RECORDS TO USE
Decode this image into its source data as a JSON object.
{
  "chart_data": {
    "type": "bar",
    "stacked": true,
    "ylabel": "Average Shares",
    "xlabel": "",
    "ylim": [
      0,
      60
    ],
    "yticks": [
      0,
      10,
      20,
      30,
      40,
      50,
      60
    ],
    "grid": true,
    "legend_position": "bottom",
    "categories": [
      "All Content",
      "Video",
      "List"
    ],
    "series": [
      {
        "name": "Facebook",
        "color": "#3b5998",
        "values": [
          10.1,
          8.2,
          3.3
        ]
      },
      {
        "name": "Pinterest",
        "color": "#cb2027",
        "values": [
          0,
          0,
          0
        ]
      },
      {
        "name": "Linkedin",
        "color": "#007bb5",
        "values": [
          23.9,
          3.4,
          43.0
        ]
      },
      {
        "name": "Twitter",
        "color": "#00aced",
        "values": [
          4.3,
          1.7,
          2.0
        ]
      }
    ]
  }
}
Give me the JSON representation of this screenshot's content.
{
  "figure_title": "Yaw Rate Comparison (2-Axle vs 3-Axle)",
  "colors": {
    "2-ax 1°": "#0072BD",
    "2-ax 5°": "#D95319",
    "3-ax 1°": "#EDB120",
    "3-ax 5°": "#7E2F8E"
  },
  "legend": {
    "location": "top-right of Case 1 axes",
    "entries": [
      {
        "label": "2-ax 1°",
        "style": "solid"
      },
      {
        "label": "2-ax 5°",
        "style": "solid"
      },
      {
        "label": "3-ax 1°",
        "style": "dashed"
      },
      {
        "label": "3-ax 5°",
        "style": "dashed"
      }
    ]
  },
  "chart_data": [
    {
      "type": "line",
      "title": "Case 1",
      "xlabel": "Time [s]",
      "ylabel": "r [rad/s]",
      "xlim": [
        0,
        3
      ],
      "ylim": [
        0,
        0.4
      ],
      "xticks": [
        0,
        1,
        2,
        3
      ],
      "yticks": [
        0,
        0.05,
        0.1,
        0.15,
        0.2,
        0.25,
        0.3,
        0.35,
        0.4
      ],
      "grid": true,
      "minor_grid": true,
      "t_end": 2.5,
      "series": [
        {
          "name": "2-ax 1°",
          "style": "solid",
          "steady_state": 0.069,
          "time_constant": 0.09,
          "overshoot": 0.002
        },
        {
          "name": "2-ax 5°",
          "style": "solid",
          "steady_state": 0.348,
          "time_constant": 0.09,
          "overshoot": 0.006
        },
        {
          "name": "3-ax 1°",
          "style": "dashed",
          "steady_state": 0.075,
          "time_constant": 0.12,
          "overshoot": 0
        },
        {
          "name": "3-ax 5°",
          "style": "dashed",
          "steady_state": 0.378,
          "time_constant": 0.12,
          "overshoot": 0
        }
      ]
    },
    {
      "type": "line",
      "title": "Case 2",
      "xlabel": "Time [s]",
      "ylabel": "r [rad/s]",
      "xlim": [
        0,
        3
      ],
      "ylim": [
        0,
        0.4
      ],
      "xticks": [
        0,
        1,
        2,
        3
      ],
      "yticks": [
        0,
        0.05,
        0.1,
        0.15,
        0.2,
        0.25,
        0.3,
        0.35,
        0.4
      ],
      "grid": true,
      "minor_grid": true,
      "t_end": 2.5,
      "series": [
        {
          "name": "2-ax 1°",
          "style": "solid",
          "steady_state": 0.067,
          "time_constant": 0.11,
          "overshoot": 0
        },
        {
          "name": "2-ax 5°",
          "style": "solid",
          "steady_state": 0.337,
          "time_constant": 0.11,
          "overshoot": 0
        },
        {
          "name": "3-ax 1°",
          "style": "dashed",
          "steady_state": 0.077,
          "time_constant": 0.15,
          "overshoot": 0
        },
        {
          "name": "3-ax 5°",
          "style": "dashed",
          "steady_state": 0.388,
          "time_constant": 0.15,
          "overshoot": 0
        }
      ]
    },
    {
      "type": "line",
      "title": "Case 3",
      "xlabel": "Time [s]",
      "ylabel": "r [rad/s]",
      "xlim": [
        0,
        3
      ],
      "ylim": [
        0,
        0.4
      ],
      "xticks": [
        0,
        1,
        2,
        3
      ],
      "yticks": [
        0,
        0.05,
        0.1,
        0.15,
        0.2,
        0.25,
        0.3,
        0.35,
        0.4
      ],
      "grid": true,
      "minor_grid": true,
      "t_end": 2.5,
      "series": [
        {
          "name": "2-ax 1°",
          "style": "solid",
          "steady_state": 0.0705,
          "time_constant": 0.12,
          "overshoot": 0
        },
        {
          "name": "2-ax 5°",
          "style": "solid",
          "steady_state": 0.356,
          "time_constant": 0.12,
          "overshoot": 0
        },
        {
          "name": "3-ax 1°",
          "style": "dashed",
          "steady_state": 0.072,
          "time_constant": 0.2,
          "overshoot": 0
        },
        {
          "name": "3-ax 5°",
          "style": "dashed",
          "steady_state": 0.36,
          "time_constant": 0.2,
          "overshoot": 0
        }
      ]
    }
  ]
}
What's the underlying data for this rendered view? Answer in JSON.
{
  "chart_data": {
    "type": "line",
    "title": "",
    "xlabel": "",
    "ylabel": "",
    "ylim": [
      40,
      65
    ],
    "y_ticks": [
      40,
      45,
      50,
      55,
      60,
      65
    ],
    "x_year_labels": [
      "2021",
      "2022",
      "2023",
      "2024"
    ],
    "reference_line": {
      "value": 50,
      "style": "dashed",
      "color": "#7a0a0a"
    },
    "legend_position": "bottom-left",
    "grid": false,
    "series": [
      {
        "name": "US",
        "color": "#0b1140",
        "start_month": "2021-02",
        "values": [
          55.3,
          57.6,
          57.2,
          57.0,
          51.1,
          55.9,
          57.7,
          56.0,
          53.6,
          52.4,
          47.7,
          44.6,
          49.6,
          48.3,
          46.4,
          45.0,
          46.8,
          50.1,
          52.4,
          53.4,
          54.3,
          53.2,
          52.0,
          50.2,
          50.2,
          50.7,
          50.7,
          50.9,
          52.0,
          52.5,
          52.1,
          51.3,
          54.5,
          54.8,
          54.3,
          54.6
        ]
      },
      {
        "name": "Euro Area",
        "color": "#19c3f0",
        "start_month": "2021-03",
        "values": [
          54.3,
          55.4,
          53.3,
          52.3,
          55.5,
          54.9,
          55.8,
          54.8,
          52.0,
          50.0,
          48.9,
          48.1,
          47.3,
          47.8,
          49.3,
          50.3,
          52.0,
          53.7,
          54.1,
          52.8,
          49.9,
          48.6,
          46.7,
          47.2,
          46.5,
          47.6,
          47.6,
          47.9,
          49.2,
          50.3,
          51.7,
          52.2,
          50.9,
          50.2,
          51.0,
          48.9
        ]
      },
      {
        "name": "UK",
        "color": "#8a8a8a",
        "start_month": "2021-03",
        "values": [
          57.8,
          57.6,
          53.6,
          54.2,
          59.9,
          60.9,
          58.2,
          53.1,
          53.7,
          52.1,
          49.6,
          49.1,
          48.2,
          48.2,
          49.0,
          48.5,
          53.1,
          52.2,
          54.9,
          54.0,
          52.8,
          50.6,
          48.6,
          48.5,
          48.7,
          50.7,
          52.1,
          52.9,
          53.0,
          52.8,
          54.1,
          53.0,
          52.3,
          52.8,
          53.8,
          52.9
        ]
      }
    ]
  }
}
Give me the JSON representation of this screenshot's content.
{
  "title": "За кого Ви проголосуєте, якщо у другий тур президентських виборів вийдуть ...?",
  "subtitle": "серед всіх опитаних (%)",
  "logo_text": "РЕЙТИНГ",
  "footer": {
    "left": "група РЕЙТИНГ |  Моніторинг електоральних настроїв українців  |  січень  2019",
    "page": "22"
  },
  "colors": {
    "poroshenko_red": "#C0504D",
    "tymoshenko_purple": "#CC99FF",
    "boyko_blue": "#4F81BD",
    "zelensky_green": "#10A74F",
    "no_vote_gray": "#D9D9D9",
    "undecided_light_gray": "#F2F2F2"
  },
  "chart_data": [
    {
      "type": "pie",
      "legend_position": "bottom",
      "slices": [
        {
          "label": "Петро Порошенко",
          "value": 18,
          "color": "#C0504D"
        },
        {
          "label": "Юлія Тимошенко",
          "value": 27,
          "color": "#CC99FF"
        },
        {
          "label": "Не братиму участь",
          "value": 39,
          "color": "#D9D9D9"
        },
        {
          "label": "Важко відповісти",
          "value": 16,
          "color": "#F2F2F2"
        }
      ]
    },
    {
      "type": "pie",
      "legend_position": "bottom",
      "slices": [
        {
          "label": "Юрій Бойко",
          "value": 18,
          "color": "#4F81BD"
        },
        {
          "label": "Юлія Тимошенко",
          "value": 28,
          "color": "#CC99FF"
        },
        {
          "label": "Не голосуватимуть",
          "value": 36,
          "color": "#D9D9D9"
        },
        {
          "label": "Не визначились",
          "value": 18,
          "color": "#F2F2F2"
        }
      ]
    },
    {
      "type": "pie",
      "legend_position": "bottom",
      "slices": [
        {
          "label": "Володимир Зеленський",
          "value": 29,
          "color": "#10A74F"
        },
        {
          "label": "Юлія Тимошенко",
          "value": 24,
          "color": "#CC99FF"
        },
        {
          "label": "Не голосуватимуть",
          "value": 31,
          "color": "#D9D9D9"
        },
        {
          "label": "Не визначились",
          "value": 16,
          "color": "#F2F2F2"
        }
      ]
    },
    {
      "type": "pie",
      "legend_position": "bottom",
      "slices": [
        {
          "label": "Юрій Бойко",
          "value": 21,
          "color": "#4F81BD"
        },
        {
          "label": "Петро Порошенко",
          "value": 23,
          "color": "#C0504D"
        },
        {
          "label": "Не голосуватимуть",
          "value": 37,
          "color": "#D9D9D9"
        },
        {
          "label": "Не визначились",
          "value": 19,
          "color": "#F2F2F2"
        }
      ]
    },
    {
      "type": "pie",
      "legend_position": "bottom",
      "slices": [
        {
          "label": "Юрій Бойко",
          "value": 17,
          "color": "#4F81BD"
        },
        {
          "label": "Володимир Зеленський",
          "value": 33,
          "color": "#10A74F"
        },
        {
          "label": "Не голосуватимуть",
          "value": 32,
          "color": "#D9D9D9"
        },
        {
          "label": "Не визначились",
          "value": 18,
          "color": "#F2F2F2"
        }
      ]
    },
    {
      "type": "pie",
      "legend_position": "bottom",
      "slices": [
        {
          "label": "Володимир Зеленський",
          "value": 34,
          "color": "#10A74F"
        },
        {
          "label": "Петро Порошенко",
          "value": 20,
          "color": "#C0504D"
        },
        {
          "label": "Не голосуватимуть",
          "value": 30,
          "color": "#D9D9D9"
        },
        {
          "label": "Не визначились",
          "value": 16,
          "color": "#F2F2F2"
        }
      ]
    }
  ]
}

PROBLEM DESCRIPTION
Copy every line of the listing that includes the string "РЕЙТИНГ".

RESPONSE TO THE TASK
  "logo_text": "РЕЙТИНГ",
    "left": "група РЕЙТИНГ |  Моніторинг електоральних настроїв українців  |  січень  2019",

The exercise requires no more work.